* _Written request_
Select every line containing the word "verde" from the material, and copy those lines.

[Data entries]
────

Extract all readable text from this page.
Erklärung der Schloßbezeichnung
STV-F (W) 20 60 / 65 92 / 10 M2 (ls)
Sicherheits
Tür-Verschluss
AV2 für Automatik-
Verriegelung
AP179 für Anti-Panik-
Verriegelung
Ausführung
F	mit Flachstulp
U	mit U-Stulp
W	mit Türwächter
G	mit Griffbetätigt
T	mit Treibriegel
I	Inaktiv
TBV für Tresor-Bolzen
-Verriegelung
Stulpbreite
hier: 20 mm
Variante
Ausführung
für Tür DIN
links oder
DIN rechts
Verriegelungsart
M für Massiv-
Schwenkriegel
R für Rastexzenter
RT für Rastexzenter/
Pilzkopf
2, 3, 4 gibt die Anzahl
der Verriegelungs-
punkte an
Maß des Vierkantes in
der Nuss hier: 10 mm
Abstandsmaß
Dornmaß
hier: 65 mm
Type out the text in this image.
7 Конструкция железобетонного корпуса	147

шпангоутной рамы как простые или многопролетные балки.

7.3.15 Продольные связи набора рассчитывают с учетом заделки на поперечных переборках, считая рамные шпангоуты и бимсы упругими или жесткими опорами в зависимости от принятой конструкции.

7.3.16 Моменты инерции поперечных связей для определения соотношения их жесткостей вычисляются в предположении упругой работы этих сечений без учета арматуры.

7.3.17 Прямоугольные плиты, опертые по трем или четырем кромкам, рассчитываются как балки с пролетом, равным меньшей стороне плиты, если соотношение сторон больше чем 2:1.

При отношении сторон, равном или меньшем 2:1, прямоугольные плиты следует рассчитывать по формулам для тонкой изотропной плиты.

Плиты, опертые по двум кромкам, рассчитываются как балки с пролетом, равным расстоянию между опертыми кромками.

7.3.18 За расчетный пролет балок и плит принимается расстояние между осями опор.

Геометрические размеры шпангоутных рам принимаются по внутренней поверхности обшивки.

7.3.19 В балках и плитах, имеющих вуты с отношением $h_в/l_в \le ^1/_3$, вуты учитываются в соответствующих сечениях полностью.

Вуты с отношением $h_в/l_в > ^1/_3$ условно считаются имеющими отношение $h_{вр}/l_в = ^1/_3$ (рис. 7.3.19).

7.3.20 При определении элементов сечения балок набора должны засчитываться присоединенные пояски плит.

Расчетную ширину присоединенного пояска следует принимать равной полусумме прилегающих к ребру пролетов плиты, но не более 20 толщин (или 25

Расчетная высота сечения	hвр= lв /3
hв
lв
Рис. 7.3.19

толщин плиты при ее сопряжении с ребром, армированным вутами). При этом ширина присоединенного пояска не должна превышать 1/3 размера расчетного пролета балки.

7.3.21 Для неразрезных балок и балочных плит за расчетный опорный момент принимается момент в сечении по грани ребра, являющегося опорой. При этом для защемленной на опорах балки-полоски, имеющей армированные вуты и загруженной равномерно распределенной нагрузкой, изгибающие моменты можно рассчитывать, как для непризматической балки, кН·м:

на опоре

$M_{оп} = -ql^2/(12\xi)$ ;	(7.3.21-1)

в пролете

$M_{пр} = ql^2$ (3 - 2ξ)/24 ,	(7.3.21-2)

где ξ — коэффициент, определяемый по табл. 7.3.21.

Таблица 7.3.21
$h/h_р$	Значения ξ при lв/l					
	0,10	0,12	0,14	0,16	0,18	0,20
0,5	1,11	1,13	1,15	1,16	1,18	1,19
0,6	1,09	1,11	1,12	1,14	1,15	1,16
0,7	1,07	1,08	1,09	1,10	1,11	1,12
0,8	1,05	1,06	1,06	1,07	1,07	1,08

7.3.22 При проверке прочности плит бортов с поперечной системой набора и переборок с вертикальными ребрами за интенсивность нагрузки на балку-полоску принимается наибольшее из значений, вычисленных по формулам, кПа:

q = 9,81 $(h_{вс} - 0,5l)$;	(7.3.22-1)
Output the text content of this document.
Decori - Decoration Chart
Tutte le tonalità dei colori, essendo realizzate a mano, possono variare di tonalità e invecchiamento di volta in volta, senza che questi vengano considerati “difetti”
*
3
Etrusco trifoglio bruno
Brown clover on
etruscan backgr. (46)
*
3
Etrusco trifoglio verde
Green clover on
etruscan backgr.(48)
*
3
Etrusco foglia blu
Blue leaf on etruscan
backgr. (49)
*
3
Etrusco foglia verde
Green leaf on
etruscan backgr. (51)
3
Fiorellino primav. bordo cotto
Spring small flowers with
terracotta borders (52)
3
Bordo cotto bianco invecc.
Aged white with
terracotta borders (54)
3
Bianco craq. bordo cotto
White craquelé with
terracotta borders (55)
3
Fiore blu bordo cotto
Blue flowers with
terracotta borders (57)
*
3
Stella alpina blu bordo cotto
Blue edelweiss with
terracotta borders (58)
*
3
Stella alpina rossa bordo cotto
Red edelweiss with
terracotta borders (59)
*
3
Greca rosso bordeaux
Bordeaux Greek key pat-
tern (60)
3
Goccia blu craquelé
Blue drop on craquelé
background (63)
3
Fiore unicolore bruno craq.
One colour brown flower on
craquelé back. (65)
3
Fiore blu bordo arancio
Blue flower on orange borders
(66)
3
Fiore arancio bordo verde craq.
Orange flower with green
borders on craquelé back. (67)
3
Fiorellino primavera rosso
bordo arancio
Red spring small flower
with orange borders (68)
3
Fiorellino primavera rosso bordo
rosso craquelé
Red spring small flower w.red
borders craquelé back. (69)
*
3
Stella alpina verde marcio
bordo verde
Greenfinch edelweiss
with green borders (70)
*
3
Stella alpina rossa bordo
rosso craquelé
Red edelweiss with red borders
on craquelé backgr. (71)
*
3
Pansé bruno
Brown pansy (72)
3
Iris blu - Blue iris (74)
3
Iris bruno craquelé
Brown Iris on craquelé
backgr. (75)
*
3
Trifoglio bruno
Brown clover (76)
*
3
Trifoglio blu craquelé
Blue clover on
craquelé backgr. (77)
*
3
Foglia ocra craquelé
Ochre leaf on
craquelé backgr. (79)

────

* _The solution_
Etrusco trifoglio verde
Etrusco foglia verde
Fiore arancio bordo verde craq.
Stella alpina verde marcio
bordo verde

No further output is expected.